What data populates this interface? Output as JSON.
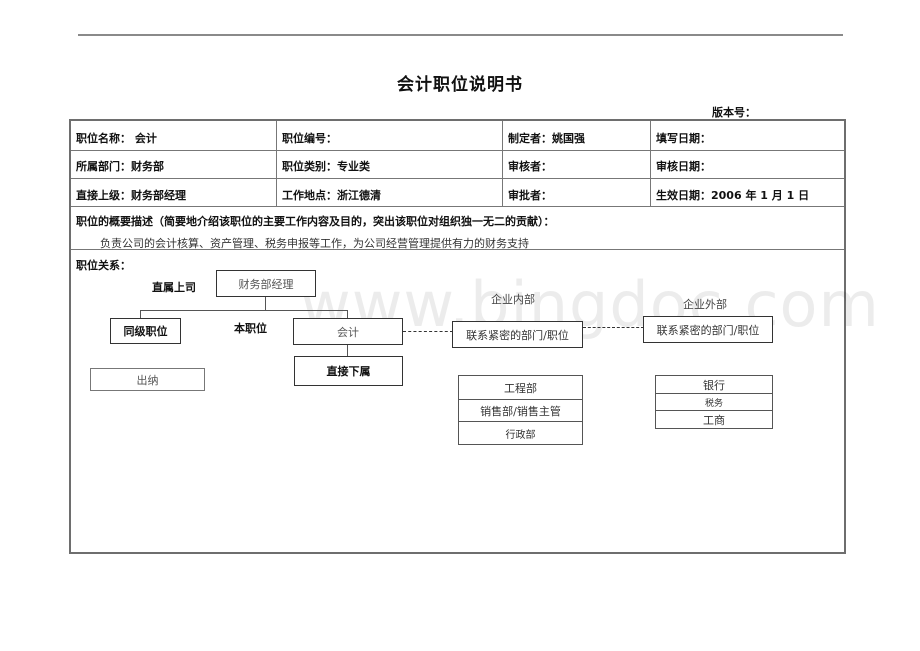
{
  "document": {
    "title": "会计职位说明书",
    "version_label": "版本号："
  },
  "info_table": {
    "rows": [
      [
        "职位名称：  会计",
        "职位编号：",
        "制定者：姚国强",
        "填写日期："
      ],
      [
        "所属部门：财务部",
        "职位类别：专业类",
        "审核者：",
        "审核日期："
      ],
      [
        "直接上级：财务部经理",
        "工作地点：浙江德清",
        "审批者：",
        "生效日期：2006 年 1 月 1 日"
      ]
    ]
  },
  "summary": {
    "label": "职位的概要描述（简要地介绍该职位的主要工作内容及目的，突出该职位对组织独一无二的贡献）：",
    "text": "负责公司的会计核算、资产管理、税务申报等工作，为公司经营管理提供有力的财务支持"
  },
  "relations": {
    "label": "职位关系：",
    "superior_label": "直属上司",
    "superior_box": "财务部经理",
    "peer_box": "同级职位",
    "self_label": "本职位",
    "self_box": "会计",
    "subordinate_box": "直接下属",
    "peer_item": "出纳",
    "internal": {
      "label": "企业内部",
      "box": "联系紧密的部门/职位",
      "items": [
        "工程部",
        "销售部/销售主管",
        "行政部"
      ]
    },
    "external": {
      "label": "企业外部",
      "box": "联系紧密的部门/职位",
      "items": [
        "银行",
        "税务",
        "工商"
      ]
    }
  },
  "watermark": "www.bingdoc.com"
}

•••

» **PROBLEM DESCRIPTION**: Transcribe every entry word for word, but omit the pictures.

» **SOLUTION TO THE PROBLEM**:
What data populates this interface? Output as JSON.
{
  "document": {
    "title": "会计职位说明书",
    "version_label": "版本号："
  },
  "info_table": {
    "rows": [
      [
        "职位名称：  会计",
        "职位编号：",
        "制定者：姚国强",
        "填写日期："
      ],
      [
        "所属部门：财务部",
        "职位类别：专业类",
        "审核者：",
        "审核日期："
      ],
      [
        "直接上级：财务部经理",
        "工作地点：浙江德清",
        "审批者：",
        "生效日期：2006 年 1 月 1 日"
      ]
    ]
  },
  "summary": {
    "label": "职位的概要描述（简要地介绍该职位的主要工作内容及目的，突出该职位对组织独一无二的贡献）：",
    "text": "负责公司的会计核算、资产管理、税务申报等工作，为公司经营管理提供有力的财务支持"
  },
  "relations": {
    "label": "职位关系：",
    "superior_label": "直属上司",
    "superior_box": "财务部经理",
    "peer_box": "同级职位",
    "self_label": "本职位",
    "self_box": "会计",
    "subordinate_box": "直接下属",
    "peer_item": "出纳",
    "internal": {
      "label": "企业内部",
      "box": "联系紧密的部门/职位",
      "items": [
        "工程部",
        "销售部/销售主管",
        "行政部"
      ]
    },
    "external": {
      "label": "企业外部",
      "box": "联系紧密的部门/职位",
      "items": [
        "银行",
        "税务",
        "工商"
      ]
    }
  },
  "watermark": "www.bingdoc.com"
}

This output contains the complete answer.